◆ Data items ◆
::::::::
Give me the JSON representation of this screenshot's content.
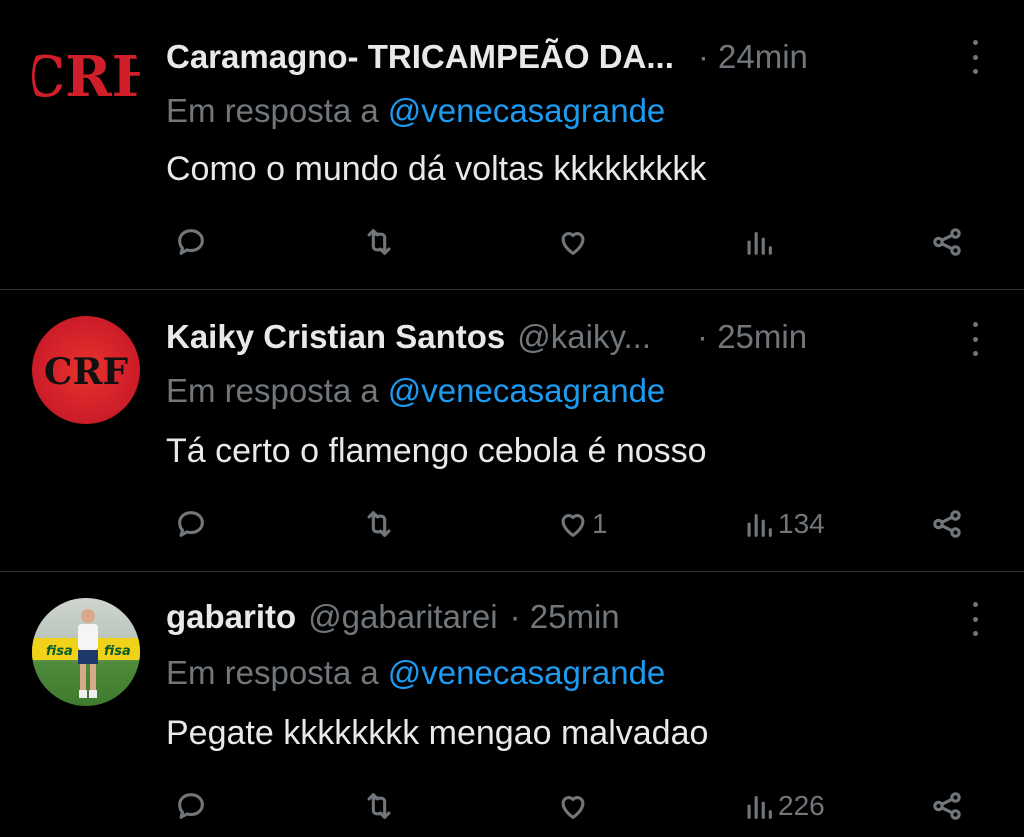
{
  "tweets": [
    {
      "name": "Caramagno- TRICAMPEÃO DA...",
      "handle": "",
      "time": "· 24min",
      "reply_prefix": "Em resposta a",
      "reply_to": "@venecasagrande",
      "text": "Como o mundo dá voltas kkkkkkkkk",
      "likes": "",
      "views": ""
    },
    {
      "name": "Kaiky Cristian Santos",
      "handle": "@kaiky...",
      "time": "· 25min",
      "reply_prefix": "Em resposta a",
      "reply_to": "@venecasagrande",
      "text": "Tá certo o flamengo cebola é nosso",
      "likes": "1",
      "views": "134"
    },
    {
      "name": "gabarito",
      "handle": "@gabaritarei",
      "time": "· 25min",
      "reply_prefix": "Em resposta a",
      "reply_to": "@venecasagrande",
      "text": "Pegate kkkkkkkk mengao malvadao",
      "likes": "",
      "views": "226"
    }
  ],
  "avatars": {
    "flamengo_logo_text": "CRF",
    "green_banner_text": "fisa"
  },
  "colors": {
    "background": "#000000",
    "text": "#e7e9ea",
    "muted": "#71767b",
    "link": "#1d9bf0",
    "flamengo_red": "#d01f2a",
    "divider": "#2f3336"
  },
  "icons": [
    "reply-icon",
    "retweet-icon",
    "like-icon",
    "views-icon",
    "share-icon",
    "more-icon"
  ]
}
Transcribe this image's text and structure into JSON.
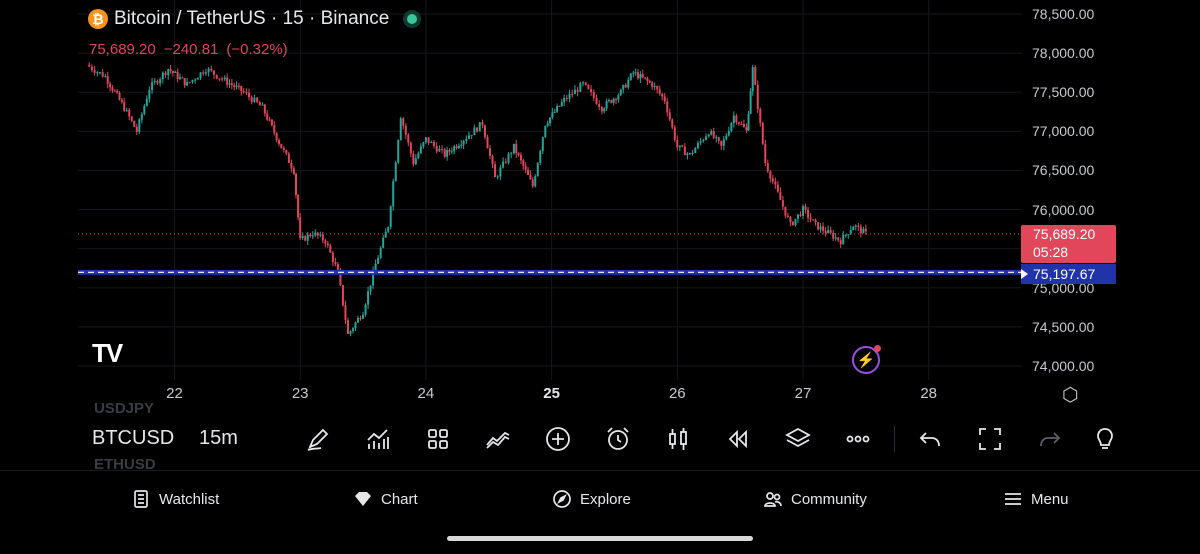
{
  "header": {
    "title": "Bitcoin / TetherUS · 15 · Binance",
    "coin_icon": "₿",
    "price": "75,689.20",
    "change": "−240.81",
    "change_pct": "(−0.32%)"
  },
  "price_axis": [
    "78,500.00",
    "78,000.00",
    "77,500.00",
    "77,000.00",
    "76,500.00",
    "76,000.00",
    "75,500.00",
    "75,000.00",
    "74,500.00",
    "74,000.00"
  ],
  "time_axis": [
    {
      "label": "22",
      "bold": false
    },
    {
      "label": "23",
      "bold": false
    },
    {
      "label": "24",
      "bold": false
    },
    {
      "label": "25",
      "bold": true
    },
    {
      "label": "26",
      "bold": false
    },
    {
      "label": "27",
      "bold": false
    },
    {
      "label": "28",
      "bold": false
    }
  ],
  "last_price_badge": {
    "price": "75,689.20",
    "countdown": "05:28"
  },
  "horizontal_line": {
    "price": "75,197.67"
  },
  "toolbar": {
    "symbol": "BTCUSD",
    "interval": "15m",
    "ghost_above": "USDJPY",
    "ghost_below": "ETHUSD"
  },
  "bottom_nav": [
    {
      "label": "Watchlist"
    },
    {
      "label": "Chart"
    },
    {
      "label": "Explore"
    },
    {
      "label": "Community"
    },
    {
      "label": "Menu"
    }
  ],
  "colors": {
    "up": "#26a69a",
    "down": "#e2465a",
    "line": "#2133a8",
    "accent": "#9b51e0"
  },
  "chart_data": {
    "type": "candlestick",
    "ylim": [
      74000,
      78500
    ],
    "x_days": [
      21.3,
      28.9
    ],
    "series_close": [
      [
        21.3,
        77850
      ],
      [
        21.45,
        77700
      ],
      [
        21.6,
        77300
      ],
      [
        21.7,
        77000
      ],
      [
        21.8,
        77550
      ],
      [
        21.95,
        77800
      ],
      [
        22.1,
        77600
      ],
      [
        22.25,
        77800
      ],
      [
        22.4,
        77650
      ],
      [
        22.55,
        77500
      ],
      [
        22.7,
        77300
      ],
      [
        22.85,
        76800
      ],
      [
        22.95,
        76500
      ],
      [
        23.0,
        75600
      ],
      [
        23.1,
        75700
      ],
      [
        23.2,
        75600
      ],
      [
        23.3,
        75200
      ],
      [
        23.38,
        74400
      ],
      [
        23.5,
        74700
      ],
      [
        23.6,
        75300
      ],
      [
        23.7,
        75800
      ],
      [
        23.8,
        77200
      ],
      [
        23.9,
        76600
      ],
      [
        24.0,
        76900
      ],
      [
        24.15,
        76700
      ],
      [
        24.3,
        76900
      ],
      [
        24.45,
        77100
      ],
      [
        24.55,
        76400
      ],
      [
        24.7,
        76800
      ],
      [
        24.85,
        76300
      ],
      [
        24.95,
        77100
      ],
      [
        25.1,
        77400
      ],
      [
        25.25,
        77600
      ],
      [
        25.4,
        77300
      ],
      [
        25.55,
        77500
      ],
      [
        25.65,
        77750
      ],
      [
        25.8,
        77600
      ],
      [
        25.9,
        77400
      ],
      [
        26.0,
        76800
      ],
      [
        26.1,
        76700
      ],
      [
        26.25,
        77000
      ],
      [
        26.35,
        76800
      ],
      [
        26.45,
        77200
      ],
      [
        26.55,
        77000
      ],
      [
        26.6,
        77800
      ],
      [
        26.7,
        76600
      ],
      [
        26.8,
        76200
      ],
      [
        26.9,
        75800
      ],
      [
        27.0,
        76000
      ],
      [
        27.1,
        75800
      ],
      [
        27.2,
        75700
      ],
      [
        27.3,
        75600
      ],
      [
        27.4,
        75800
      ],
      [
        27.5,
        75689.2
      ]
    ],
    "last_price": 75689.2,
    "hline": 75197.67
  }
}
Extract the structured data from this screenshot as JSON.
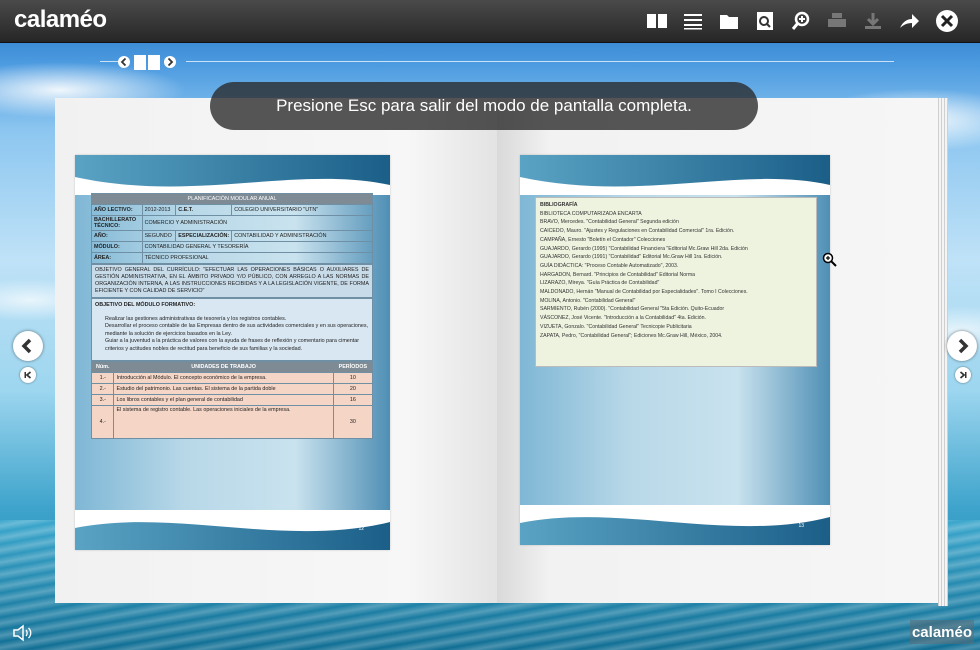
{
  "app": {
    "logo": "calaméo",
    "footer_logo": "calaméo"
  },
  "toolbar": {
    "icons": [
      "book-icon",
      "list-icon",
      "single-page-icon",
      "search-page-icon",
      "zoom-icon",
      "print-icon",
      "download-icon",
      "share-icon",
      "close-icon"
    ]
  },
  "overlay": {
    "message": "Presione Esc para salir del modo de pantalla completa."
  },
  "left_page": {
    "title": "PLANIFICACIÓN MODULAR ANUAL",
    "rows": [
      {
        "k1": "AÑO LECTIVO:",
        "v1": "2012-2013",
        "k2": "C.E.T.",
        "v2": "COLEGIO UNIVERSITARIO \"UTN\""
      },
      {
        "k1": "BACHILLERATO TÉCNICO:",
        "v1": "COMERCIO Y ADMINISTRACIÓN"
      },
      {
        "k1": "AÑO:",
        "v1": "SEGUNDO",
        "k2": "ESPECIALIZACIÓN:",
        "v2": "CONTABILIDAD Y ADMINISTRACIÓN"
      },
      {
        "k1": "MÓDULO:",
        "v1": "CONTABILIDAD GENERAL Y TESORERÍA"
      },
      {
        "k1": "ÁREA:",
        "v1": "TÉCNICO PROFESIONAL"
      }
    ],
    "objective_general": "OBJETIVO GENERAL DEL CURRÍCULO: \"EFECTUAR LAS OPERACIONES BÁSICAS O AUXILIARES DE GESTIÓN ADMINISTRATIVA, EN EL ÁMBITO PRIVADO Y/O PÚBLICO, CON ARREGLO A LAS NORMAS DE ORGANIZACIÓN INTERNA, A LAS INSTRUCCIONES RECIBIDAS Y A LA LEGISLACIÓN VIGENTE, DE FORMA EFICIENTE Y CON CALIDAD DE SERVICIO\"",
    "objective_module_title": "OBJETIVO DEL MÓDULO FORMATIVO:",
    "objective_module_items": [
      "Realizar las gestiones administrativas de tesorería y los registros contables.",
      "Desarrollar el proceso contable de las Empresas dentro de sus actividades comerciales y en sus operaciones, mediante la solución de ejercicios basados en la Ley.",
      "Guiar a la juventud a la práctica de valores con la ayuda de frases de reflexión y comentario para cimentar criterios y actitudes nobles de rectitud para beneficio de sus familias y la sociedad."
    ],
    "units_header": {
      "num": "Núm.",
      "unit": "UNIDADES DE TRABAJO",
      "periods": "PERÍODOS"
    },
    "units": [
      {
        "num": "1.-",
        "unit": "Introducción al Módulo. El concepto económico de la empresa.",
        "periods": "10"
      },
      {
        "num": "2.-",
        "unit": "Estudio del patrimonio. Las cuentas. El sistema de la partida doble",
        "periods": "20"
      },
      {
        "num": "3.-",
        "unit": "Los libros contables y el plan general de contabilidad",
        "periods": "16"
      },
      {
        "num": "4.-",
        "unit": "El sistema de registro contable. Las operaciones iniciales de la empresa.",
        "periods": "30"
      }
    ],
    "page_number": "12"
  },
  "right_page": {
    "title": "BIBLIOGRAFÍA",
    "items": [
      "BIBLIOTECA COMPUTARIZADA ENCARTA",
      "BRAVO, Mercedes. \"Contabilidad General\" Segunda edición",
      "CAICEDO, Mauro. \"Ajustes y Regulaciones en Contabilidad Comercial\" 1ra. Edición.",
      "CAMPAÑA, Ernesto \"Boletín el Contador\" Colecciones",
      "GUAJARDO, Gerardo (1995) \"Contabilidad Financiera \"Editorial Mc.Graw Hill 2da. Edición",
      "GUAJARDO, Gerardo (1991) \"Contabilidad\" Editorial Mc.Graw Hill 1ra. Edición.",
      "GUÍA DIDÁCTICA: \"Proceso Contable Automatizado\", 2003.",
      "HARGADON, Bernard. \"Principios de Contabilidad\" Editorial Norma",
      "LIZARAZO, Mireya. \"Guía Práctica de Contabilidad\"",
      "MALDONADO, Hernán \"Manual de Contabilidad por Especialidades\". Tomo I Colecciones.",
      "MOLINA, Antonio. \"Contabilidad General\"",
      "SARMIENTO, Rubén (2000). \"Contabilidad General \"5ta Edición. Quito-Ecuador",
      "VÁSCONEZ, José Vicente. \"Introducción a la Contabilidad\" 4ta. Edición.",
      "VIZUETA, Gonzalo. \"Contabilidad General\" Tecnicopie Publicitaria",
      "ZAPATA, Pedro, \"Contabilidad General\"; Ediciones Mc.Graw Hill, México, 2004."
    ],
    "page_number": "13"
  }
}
::::::::
◆ YOUR OBJECTIVE ◆
Whenever "name" turns up in a line, pick that line out.

◆ TASK RESULT ◆
      "name": "Caramagno- TRICAMPEÃO DA...",
      "name": "Kaiky Cristian Santos",
      "name": "gabarito",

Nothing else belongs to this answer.